* [Aim of the task]: Copy all lines below exactly as written. Leave pictures out.

* [Supplied records]:
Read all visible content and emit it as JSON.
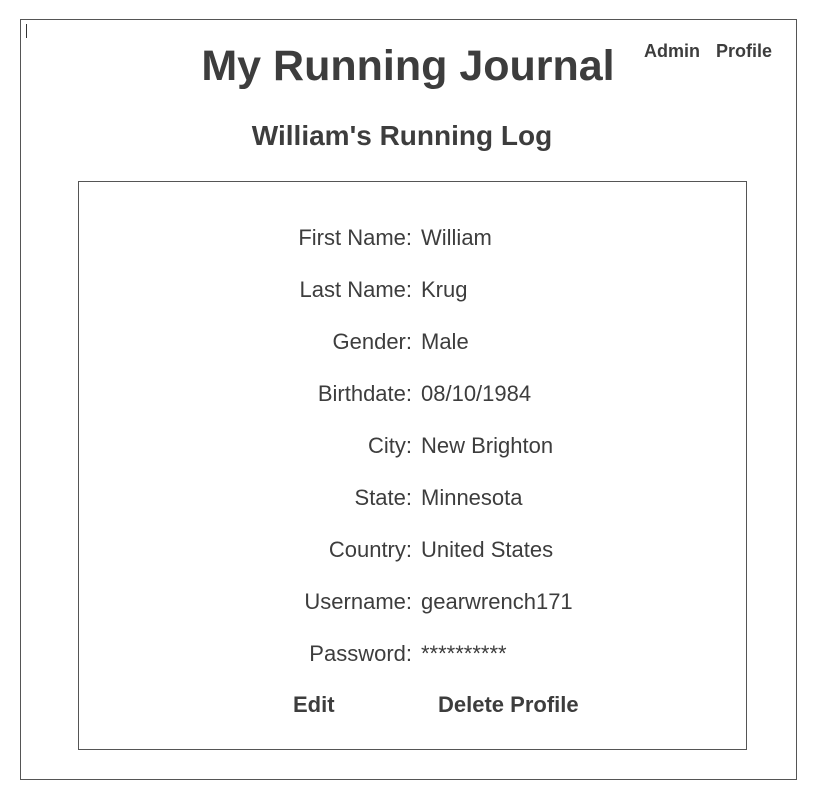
{
  "header": {
    "title": "My Running Journal",
    "nav": {
      "admin_label": "Admin",
      "profile_label": "Profile"
    }
  },
  "page": {
    "heading": "William's Running Log"
  },
  "profile": {
    "fields": [
      {
        "label": "First Name:",
        "value": "William"
      },
      {
        "label": "Last Name:",
        "value": "Krug"
      },
      {
        "label": "Gender:",
        "value": "Male"
      },
      {
        "label": "Birthdate:",
        "value": "08/10/1984"
      },
      {
        "label": "City:",
        "value": "New Brighton"
      },
      {
        "label": "State:",
        "value": "Minnesota"
      },
      {
        "label": "Country:",
        "value": "United States"
      },
      {
        "label": "Username:",
        "value": "gearwrench171"
      },
      {
        "label": "Password:",
        "value": "**********"
      }
    ],
    "actions": {
      "edit_label": "Edit",
      "delete_label": "Delete Profile"
    }
  },
  "colors": {
    "text": "#3d3d3d",
    "border": "#555555",
    "background": "#ffffff"
  }
}
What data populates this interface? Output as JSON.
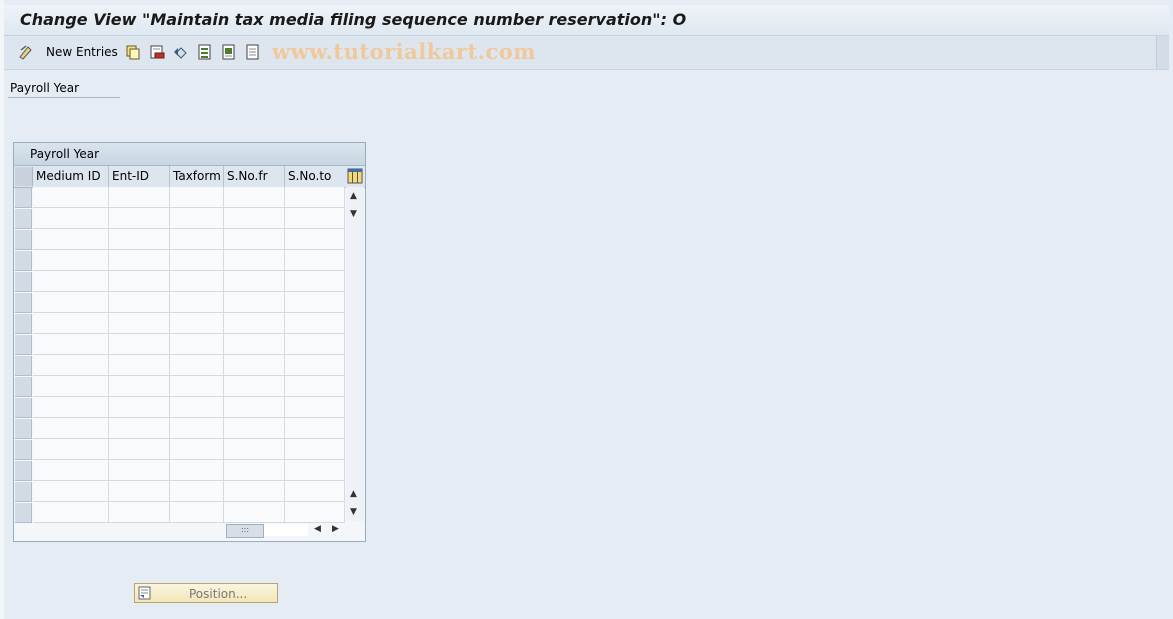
{
  "window": {
    "title": "Change View \"Maintain tax media filing sequence number reservation\": O"
  },
  "toolbar": {
    "new_entries_label": "New Entries",
    "icons": [
      "display-change-icon",
      "copy-icon",
      "delete-icon",
      "undo-icon",
      "select-all-icon",
      "select-block-icon",
      "deselect-all-icon"
    ],
    "watermark": "www.tutorialkart.com"
  },
  "selection": {
    "label": "Payroll Year"
  },
  "table": {
    "title": "Payroll Year",
    "columns": [
      "Medium ID",
      "Ent-ID",
      "Taxform",
      "S.No.fr",
      "S.No.to"
    ],
    "rows": [
      [
        "",
        "",
        "",
        "",
        ""
      ],
      [
        "",
        "",
        "",
        "",
        ""
      ],
      [
        "",
        "",
        "",
        "",
        ""
      ],
      [
        "",
        "",
        "",
        "",
        ""
      ],
      [
        "",
        "",
        "",
        "",
        ""
      ],
      [
        "",
        "",
        "",
        "",
        ""
      ],
      [
        "",
        "",
        "",
        "",
        ""
      ],
      [
        "",
        "",
        "",
        "",
        ""
      ],
      [
        "",
        "",
        "",
        "",
        ""
      ],
      [
        "",
        "",
        "",
        "",
        ""
      ],
      [
        "",
        "",
        "",
        "",
        ""
      ],
      [
        "",
        "",
        "",
        "",
        ""
      ],
      [
        "",
        "",
        "",
        "",
        ""
      ],
      [
        "",
        "",
        "",
        "",
        ""
      ],
      [
        "",
        "",
        "",
        "",
        ""
      ],
      [
        "",
        "",
        "",
        "",
        ""
      ]
    ]
  },
  "position_button": {
    "label": "Position..."
  },
  "colors": {
    "background": "#e5ecf3",
    "button_fill": "#f2e6b8",
    "watermark": "#f0c89a"
  }
}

* [Reply]:
Read all visible content and emit it as JSON.
{
  "header": {
    "title": "My Running Journal",
    "nav": {
      "admin_label": "Admin",
      "profile_label": "Profile"
    }
  },
  "page": {
    "heading": "William's Running Log"
  },
  "profile": {
    "fields": [
      {
        "label": "First Name:",
        "value": "William"
      },
      {
        "label": "Last Name:",
        "value": "Krug"
      },
      {
        "label": "Gender:",
        "value": "Male"
      },
      {
        "label": "Birthdate:",
        "value": "08/10/1984"
      },
      {
        "label": "City:",
        "value": "New Brighton"
      },
      {
        "label": "State:",
        "value": "Minnesota"
      },
      {
        "label": "Country:",
        "value": "United States"
      },
      {
        "label": "Username:",
        "value": "gearwrench171"
      },
      {
        "label": "Password:",
        "value": "**********"
      }
    ],
    "actions": {
      "edit_label": "Edit",
      "delete_label": "Delete Profile"
    }
  },
  "colors": {
    "text": "#3d3d3d",
    "border": "#555555",
    "background": "#ffffff"
  }
}
What data populates this interface? Output as JSON.
{
  "window": {
    "title": "Change View \"Maintain tax media filing sequence number reservation\": O"
  },
  "toolbar": {
    "new_entries_label": "New Entries",
    "icons": [
      "display-change-icon",
      "copy-icon",
      "delete-icon",
      "undo-icon",
      "select-all-icon",
      "select-block-icon",
      "deselect-all-icon"
    ],
    "watermark": "www.tutorialkart.com"
  },
  "selection": {
    "label": "Payroll Year"
  },
  "table": {
    "title": "Payroll Year",
    "columns": [
      "Medium ID",
      "Ent-ID",
      "Taxform",
      "S.No.fr",
      "S.No.to"
    ],
    "rows": [
      [
        "",
        "",
        "",
        "",
        ""
      ],
      [
        "",
        "",
        "",
        "",
        ""
      ],
      [
        "",
        "",
        "",
        "",
        ""
      ],
      [
        "",
        "",
        "",
        "",
        ""
      ],
      [
        "",
        "",
        "",
        "",
        ""
      ],
      [
        "",
        "",
        "",
        "",
        ""
      ],
      [
        "",
        "",
        "",
        "",
        ""
      ],
      [
        "",
        "",
        "",
        "",
        ""
      ],
      [
        "",
        "",
        "",
        "",
        ""
      ],
      [
        "",
        "",
        "",
        "",
        ""
      ],
      [
        "",
        "",
        "",
        "",
        ""
      ],
      [
        "",
        "",
        "",
        "",
        ""
      ],
      [
        "",
        "",
        "",
        "",
        ""
      ],
      [
        "",
        "",
        "",
        "",
        ""
      ],
      [
        "",
        "",
        "",
        "",
        ""
      ],
      [
        "",
        "",
        "",
        "",
        ""
      ]
    ]
  },
  "position_button": {
    "label": "Position..."
  },
  "colors": {
    "background": "#e5ecf3",
    "button_fill": "#f2e6b8",
    "watermark": "#f0c89a"
  }
}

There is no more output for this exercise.